— begin Data for this exercise —

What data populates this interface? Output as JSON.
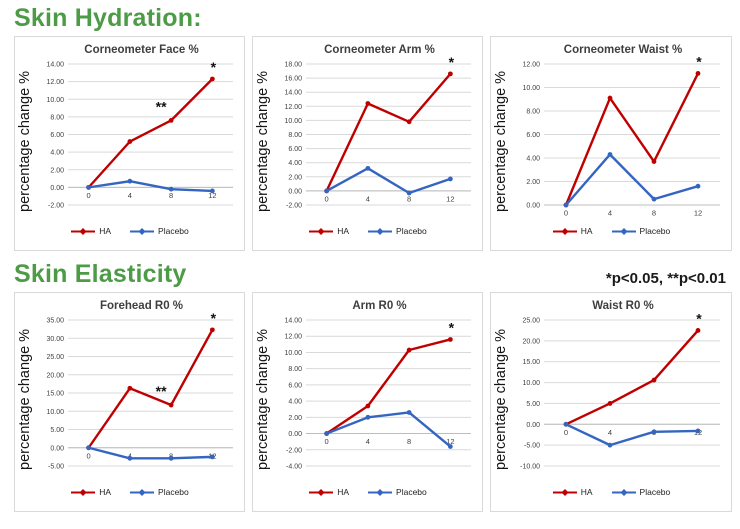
{
  "headings": {
    "hydration": "Skin Hydration:",
    "elasticity": "Skin Elasticity",
    "significance_note": "*p<0.05, **p<0.01"
  },
  "colors": {
    "heading_green": "#4e9b47",
    "ha_red": "#c00000",
    "placebo_blue": "#3465c0"
  },
  "y_axis_label": "percentage change %",
  "chart_data": [
    {
      "type": "line",
      "section": "Skin Hydration",
      "title": "Corneometer Face %",
      "x": [
        0,
        4,
        8,
        12
      ],
      "ylabel": "percentage change %",
      "ylim": [
        -2,
        14
      ],
      "ystep": 2,
      "grid": true,
      "legend_position": "bottom",
      "series": [
        {
          "name": "HA",
          "color": "#c00000",
          "values": [
            0.0,
            5.2,
            7.6,
            12.3
          ]
        },
        {
          "name": "Placebo",
          "color": "#3465c0",
          "values": [
            0.0,
            0.7,
            -0.2,
            -0.4
          ]
        }
      ],
      "annotations": [
        {
          "x_index": 2,
          "series": "HA",
          "text": "**"
        },
        {
          "x_index": 3,
          "series": "HA",
          "text": "*"
        }
      ]
    },
    {
      "type": "line",
      "section": "Skin Hydration",
      "title": "Corneometer Arm %",
      "x": [
        0,
        4,
        8,
        12
      ],
      "ylabel": "percentage change %",
      "ylim": [
        -2,
        18
      ],
      "ystep": 2,
      "grid": true,
      "legend_position": "bottom",
      "series": [
        {
          "name": "HA",
          "color": "#c00000",
          "values": [
            0.0,
            12.4,
            9.8,
            16.6
          ]
        },
        {
          "name": "Placebo",
          "color": "#3465c0",
          "values": [
            0.0,
            3.2,
            -0.3,
            1.7
          ]
        }
      ],
      "annotations": [
        {
          "x_index": 3,
          "series": "HA",
          "text": "*"
        }
      ]
    },
    {
      "type": "line",
      "section": "Skin Hydration",
      "title": "Corneometer Waist %",
      "x": [
        0,
        4,
        8,
        12
      ],
      "ylabel": "percentage change %",
      "ylim": [
        0,
        12
      ],
      "ystep": 2,
      "grid": true,
      "legend_position": "bottom",
      "series": [
        {
          "name": "HA",
          "color": "#c00000",
          "values": [
            0.0,
            9.1,
            3.7,
            11.2
          ]
        },
        {
          "name": "Placebo",
          "color": "#3465c0",
          "values": [
            0.0,
            4.3,
            0.5,
            1.6
          ]
        }
      ],
      "annotations": [
        {
          "x_index": 3,
          "series": "HA",
          "text": "*"
        }
      ]
    },
    {
      "type": "line",
      "section": "Skin Elasticity",
      "title": "Forehead R0 %",
      "x": [
        0,
        4,
        8,
        12
      ],
      "ylabel": "percentage change %",
      "ylim": [
        -5,
        35
      ],
      "ystep": 5,
      "grid": true,
      "legend_position": "bottom",
      "series": [
        {
          "name": "HA",
          "color": "#c00000",
          "values": [
            0.0,
            16.3,
            11.7,
            32.3
          ]
        },
        {
          "name": "Placebo",
          "color": "#3465c0",
          "values": [
            0.0,
            -2.9,
            -2.9,
            -2.5
          ]
        }
      ],
      "annotations": [
        {
          "x_index": 2,
          "series": "HA",
          "text": "**"
        },
        {
          "x_index": 3,
          "series": "HA",
          "text": "*"
        }
      ]
    },
    {
      "type": "line",
      "section": "Skin Elasticity",
      "title": "Arm R0 %",
      "x": [
        0,
        4,
        8,
        12
      ],
      "ylabel": "percentage change %",
      "ylim": [
        -4,
        14
      ],
      "ystep": 2,
      "grid": true,
      "legend_position": "bottom",
      "series": [
        {
          "name": "HA",
          "color": "#c00000",
          "values": [
            0.0,
            3.4,
            10.3,
            11.6
          ]
        },
        {
          "name": "Placebo",
          "color": "#3465c0",
          "values": [
            0.0,
            2.0,
            2.6,
            -1.6
          ]
        }
      ],
      "annotations": [
        {
          "x_index": 3,
          "series": "HA",
          "text": "*"
        }
      ]
    },
    {
      "type": "line",
      "section": "Skin Elasticity",
      "title": "Waist R0 %",
      "x": [
        0,
        4,
        8,
        12
      ],
      "ylabel": "percentage change %",
      "ylim": [
        -10,
        25
      ],
      "ystep": 5,
      "grid": true,
      "legend_position": "bottom",
      "series": [
        {
          "name": "HA",
          "color": "#c00000",
          "values": [
            0.0,
            5.0,
            10.6,
            22.5
          ]
        },
        {
          "name": "Placebo",
          "color": "#3465c0",
          "values": [
            0.0,
            -5.0,
            -1.8,
            -1.6
          ]
        }
      ],
      "annotations": [
        {
          "x_index": 3,
          "series": "HA",
          "text": "*"
        }
      ]
    }
  ]
}
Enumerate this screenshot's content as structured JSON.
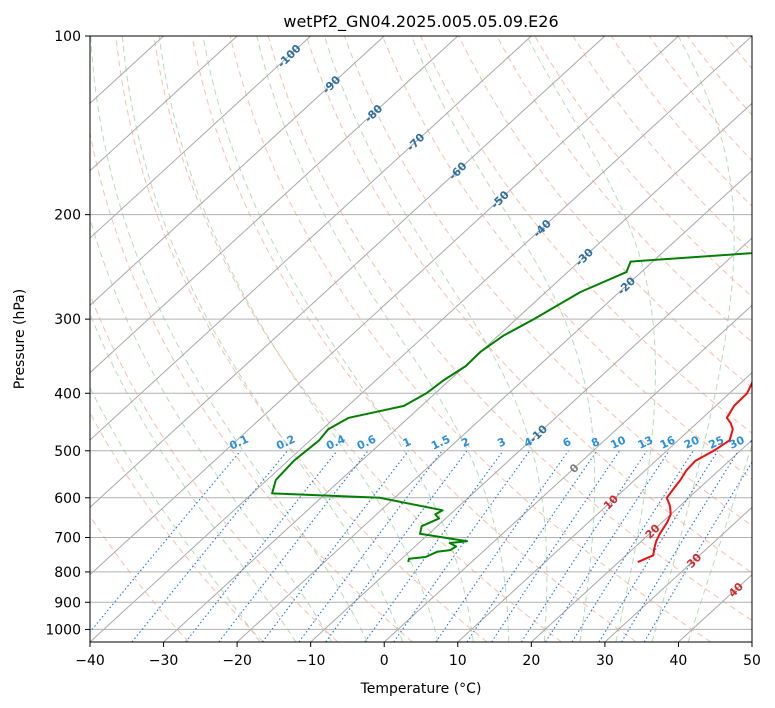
{
  "chart_data": {
    "type": "line",
    "title": "wetPf2_GN04.2025.005.05.09.E26",
    "xlabel": "Temperature (°C)",
    "ylabel": "Pressure (hPa)",
    "xlim": [
      -40,
      50
    ],
    "ylim": [
      1050,
      100
    ],
    "yscale": "log",
    "grid": true,
    "xticks": [
      -40,
      -30,
      -20,
      -10,
      0,
      10,
      20,
      30,
      40,
      50
    ],
    "yticks": [
      100,
      200,
      300,
      400,
      500,
      600,
      700,
      800,
      900,
      1000
    ],
    "series": [
      {
        "role": "temperature",
        "color": "#ee1111",
        "points": [
          [
            22.6,
            770
          ],
          [
            23.7,
            750
          ],
          [
            22.8,
            730
          ],
          [
            22.0,
            710
          ],
          [
            21.4,
            690
          ],
          [
            20.7,
            660
          ],
          [
            20.0,
            640
          ],
          [
            18.7,
            620
          ],
          [
            17.0,
            600
          ],
          [
            16.6,
            580
          ],
          [
            16.2,
            560
          ],
          [
            15.6,
            540
          ],
          [
            15.4,
            520
          ],
          [
            16.4,
            500
          ],
          [
            17.0,
            480
          ],
          [
            15.8,
            460
          ],
          [
            14.7,
            450
          ],
          [
            13.3,
            440
          ],
          [
            12.5,
            420
          ],
          [
            12.4,
            400
          ],
          [
            9.5,
            350
          ],
          [
            6.7,
            300
          ],
          [
            2.6,
            250
          ],
          [
            -0.6,
            200
          ],
          [
            2.6,
            180
          ],
          [
            6.0,
            160
          ],
          [
            10.0,
            140
          ],
          [
            13.3,
            130
          ],
          [
            14.7,
            120
          ],
          [
            14.7,
            110
          ],
          [
            14.7,
            100
          ]
        ]
      },
      {
        "role": "dewpoint",
        "color": "#008000",
        "points": [
          [
            -8.6,
            770
          ],
          [
            -9.0,
            760
          ],
          [
            -7.0,
            755
          ],
          [
            -6.2,
            740
          ],
          [
            -4.7,
            735
          ],
          [
            -4.4,
            725
          ],
          [
            -5.8,
            715
          ],
          [
            -3.7,
            710
          ],
          [
            -11.2,
            690
          ],
          [
            -12.1,
            670
          ],
          [
            -10.9,
            650
          ],
          [
            -12.0,
            640
          ],
          [
            -11.6,
            630
          ],
          [
            -22.0,
            600
          ],
          [
            -37.3,
            590
          ],
          [
            -38.8,
            560
          ],
          [
            -39.2,
            520
          ],
          [
            -38.8,
            480
          ],
          [
            -39.2,
            460
          ],
          [
            -38.1,
            440
          ],
          [
            -32.4,
            420
          ],
          [
            -31.2,
            400
          ],
          [
            -30.8,
            380
          ],
          [
            -29.9,
            360
          ],
          [
            -30.0,
            340
          ],
          [
            -29.3,
            320
          ],
          [
            -27.6,
            300
          ],
          [
            -25.3,
            270
          ],
          [
            -22.0,
            250
          ],
          [
            -23.0,
            240
          ],
          [
            -3.4,
            230
          ],
          [
            -1.0,
            200
          ],
          [
            -0.5,
            180
          ],
          [
            -6.0,
            160
          ],
          [
            -12.0,
            150
          ],
          [
            -6.0,
            140
          ],
          [
            -10.5,
            130
          ],
          [
            -12.6,
            125
          ],
          [
            -19.0,
            120
          ],
          [
            -19.0,
            115
          ],
          [
            -17.2,
            105
          ],
          [
            -4.2,
            100
          ]
        ]
      }
    ],
    "mixing_ratio_labels": [
      "0.1",
      "0.2",
      "0.4",
      "0.6",
      "1",
      "1.5",
      "2",
      "3",
      "4",
      "6",
      "8",
      "10",
      "13",
      "16",
      "20",
      "25",
      "30",
      "36"
    ],
    "temperature_labels": [
      "-100",
      "-90",
      "-80",
      "-70",
      "-60",
      "-50",
      "-40",
      "-30",
      "-20",
      "-10",
      "0",
      "10",
      "20",
      "30",
      "40"
    ]
  }
}
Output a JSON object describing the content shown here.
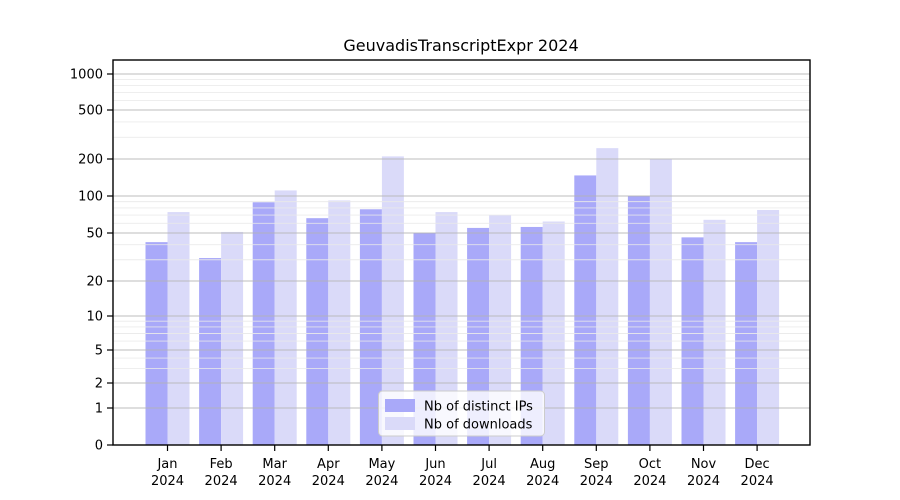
{
  "title": "GeuvadisTranscriptExpr 2024",
  "chart_data": {
    "type": "bar",
    "title": "GeuvadisTranscriptExpr 2024",
    "categories": [
      "Jan 2024",
      "Feb 2024",
      "Mar 2024",
      "Apr 2024",
      "May 2024",
      "Jun 2024",
      "Jul 2024",
      "Aug 2024",
      "Sep 2024",
      "Oct 2024",
      "Nov 2024",
      "Dec 2024"
    ],
    "series": [
      {
        "name": "Nb of distinct IPs",
        "color": "#a9a9f9",
        "values": [
          42,
          31,
          89,
          66,
          78,
          50,
          55,
          56,
          147,
          100,
          46,
          42
        ]
      },
      {
        "name": "Nb of downloads",
        "color": "#dadaf9",
        "values": [
          74,
          51,
          111,
          92,
          210,
          74,
          70,
          62,
          245,
          200,
          64,
          77
        ]
      }
    ],
    "yscale": "symlog",
    "yticks": [
      0,
      1,
      2,
      5,
      10,
      20,
      50,
      100,
      200,
      500,
      1000
    ],
    "ylim": [
      0,
      1300
    ],
    "xlabel": "",
    "ylabel": "",
    "grid": true,
    "legend_position": "lower center"
  },
  "colors": {
    "major_grid": "#b3b3b3",
    "minor_grid": "#e9e9e9",
    "spine": "#000000",
    "text": "#000000",
    "legend_border": "#cccccc",
    "legend_bg": "#ffffff"
  }
}
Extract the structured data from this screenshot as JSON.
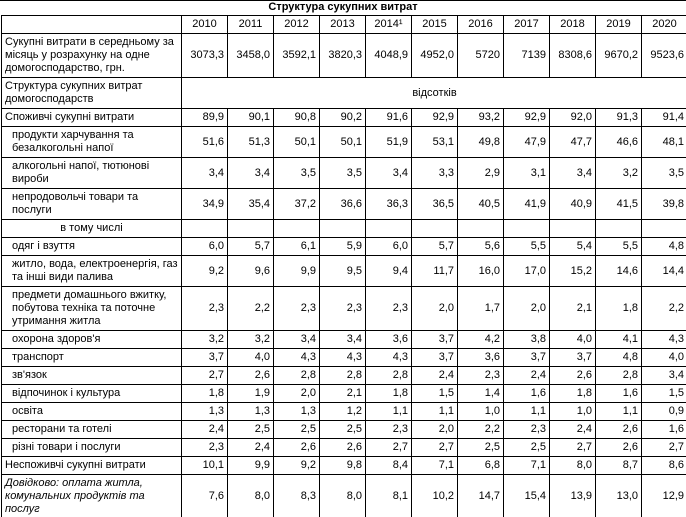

— end Data for this exercise —

What you should do -
Return each full line of the entries that contains the word "JSON".

The output -
What data populates this interface? Output as JSON.
Enumerate this screenshot's content as structured JSON.
Output a JSON object describing the content shown here.
Extract the structured data from this screenshot as JSON.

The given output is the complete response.